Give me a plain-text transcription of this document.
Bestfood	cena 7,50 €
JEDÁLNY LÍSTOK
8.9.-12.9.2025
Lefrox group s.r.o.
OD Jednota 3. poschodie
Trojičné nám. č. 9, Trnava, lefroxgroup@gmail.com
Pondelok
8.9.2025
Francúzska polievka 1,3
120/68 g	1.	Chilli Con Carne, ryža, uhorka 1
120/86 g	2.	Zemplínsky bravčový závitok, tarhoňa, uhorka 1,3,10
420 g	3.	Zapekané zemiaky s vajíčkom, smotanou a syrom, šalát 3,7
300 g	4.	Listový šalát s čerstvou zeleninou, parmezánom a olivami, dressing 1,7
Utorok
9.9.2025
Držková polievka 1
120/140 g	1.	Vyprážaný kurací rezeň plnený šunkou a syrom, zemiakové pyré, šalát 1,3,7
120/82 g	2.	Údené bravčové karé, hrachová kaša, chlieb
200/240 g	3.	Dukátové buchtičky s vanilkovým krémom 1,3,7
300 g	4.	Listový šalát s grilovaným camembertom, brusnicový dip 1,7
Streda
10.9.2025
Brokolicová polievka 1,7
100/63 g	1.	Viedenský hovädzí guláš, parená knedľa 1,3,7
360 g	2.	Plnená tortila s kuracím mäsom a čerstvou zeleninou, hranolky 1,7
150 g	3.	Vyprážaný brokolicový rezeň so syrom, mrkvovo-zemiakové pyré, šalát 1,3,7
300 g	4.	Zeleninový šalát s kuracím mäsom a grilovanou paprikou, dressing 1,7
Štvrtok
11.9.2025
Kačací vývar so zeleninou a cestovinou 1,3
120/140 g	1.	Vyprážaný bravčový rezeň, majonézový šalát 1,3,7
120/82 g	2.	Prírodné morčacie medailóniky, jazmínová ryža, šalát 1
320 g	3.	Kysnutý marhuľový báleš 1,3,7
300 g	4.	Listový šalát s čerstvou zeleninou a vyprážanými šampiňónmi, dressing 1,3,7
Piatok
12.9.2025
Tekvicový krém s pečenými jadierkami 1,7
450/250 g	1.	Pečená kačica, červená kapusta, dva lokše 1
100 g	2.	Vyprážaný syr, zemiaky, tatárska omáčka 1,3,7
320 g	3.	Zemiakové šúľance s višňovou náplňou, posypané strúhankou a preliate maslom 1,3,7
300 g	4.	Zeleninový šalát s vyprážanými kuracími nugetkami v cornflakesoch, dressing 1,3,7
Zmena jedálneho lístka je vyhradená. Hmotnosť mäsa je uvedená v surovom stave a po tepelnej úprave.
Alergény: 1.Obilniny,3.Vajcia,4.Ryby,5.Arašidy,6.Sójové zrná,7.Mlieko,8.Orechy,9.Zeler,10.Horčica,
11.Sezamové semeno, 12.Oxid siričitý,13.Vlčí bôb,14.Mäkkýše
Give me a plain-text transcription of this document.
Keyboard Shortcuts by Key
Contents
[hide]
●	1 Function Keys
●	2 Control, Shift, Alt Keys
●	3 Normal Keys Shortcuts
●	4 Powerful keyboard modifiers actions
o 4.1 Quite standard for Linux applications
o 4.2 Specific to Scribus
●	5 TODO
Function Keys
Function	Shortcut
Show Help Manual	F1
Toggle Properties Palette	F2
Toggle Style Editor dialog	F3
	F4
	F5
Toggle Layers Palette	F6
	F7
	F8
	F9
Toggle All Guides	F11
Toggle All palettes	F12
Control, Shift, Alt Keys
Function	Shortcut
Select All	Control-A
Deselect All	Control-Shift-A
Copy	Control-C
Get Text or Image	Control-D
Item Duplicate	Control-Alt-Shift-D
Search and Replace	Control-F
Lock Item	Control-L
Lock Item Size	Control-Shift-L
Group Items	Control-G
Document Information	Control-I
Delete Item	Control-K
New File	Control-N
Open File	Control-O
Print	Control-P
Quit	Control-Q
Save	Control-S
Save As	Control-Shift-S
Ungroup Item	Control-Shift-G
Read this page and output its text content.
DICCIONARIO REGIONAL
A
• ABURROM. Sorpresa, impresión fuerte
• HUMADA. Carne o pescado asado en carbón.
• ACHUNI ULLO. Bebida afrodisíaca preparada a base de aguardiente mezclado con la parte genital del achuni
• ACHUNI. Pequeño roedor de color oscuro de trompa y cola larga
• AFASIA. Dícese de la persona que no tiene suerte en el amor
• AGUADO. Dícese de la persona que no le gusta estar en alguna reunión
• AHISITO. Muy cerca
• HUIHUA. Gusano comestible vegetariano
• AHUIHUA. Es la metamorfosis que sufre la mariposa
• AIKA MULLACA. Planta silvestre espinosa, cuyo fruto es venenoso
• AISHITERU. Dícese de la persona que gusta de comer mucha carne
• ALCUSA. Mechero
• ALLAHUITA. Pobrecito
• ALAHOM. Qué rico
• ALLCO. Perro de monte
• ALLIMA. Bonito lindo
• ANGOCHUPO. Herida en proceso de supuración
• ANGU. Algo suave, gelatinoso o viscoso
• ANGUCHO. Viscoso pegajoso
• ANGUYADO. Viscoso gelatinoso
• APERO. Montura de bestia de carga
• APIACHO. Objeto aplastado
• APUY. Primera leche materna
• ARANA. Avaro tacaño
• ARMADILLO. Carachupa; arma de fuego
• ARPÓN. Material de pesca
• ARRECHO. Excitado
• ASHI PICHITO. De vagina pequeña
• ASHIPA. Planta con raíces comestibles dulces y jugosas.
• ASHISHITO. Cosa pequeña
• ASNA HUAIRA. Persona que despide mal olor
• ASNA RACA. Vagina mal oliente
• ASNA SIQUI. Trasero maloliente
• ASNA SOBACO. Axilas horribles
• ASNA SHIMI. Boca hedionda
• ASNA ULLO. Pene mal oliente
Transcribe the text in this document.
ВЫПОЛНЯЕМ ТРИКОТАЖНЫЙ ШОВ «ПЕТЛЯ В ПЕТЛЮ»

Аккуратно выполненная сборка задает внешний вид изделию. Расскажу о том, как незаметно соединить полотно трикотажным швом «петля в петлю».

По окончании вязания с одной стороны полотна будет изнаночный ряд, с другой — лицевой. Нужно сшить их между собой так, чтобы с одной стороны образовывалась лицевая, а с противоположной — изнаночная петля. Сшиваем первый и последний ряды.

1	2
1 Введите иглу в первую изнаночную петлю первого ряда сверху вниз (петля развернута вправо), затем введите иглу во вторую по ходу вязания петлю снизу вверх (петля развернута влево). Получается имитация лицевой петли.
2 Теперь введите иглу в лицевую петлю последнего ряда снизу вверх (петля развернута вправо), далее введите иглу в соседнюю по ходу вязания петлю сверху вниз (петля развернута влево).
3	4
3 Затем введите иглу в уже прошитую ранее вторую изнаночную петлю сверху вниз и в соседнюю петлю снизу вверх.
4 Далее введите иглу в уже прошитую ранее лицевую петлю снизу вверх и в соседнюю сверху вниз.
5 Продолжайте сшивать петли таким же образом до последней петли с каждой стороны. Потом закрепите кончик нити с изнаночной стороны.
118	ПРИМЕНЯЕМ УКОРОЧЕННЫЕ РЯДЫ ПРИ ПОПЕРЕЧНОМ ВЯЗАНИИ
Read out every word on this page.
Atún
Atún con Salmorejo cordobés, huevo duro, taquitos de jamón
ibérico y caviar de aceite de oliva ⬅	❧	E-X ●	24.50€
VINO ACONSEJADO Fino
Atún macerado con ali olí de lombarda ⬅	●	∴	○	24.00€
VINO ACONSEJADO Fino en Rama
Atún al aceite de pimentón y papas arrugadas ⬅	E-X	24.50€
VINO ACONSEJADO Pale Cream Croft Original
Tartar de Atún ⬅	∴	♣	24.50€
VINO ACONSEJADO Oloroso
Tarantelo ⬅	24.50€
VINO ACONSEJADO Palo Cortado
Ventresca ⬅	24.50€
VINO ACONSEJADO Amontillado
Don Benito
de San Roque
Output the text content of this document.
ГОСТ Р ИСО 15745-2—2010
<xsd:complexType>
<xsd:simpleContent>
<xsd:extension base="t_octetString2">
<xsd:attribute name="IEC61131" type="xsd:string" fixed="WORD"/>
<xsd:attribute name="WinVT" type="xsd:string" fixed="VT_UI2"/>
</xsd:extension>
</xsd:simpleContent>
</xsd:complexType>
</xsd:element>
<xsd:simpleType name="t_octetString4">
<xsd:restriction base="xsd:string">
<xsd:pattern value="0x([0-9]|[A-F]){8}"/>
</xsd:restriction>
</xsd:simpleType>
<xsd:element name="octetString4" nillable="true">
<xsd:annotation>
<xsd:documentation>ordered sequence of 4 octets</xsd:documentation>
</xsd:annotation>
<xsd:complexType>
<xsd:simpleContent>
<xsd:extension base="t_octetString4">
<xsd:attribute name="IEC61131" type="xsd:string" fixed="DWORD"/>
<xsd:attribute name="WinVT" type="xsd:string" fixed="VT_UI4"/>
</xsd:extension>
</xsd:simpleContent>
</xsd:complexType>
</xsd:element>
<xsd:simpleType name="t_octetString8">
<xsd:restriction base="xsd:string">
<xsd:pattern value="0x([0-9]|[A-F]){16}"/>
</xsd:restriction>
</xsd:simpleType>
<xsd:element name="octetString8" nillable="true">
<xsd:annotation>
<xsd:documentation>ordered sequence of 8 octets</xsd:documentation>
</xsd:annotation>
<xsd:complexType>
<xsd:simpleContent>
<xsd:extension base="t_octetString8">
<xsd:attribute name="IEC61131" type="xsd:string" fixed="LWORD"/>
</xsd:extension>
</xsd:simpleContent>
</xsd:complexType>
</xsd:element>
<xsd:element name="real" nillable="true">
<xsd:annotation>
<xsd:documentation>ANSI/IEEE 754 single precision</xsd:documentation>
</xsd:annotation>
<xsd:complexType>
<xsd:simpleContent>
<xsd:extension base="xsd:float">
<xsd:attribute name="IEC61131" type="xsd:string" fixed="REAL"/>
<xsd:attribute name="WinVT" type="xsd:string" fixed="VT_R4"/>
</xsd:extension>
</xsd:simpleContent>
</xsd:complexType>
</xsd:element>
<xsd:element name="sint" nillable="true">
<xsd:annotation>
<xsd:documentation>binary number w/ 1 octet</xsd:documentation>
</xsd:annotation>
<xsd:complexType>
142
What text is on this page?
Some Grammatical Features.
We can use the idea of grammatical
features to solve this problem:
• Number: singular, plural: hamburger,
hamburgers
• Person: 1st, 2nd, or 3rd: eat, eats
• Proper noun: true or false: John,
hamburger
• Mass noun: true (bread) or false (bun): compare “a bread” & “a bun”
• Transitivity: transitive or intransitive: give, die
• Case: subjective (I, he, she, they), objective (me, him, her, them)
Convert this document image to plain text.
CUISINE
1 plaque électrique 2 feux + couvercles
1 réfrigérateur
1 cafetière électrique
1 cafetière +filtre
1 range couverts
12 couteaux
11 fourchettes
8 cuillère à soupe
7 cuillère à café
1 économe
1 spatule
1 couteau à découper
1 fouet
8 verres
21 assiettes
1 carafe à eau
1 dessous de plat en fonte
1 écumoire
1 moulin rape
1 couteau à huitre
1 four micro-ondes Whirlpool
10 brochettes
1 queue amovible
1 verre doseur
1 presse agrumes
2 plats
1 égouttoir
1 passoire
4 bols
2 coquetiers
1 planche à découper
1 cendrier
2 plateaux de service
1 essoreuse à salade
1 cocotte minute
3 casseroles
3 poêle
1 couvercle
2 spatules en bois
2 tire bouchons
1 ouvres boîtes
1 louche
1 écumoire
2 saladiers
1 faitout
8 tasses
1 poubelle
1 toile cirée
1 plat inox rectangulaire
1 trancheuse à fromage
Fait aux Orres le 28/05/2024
************
Work required - Find how many lines include the string "découper" and report that number alone.

The solution - 2